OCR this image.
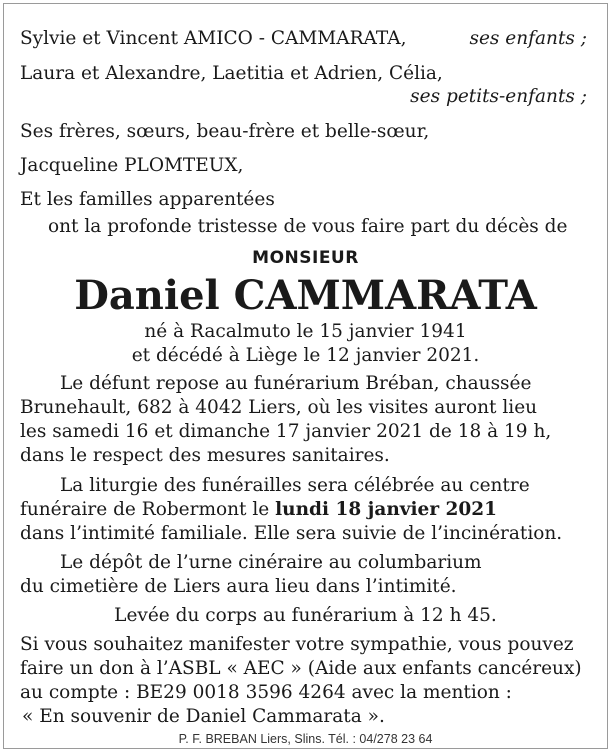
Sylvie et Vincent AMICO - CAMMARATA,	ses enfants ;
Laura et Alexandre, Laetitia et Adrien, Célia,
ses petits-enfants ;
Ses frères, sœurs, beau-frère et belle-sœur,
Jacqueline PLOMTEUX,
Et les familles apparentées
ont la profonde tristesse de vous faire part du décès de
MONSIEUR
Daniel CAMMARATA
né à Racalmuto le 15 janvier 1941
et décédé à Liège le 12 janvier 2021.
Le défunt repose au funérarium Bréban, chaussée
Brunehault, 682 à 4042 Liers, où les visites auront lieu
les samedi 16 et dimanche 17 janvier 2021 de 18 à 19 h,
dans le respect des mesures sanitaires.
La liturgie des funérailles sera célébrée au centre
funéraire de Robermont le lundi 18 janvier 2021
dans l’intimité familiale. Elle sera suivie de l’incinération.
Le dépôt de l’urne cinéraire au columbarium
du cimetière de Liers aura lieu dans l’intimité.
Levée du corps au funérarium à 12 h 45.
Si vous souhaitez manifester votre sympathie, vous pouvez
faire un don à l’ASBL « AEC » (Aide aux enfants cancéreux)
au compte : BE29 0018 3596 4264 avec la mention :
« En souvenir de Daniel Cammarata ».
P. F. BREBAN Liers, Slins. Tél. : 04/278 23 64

_Given problem_
Scan the entries above for the word "faire" and collect each line holding it.

_Task output_
ont la profonde tristesse de vous faire part du décès de
faire un don à l’ASBL « AEC » (Aide aux enfants cancéreux)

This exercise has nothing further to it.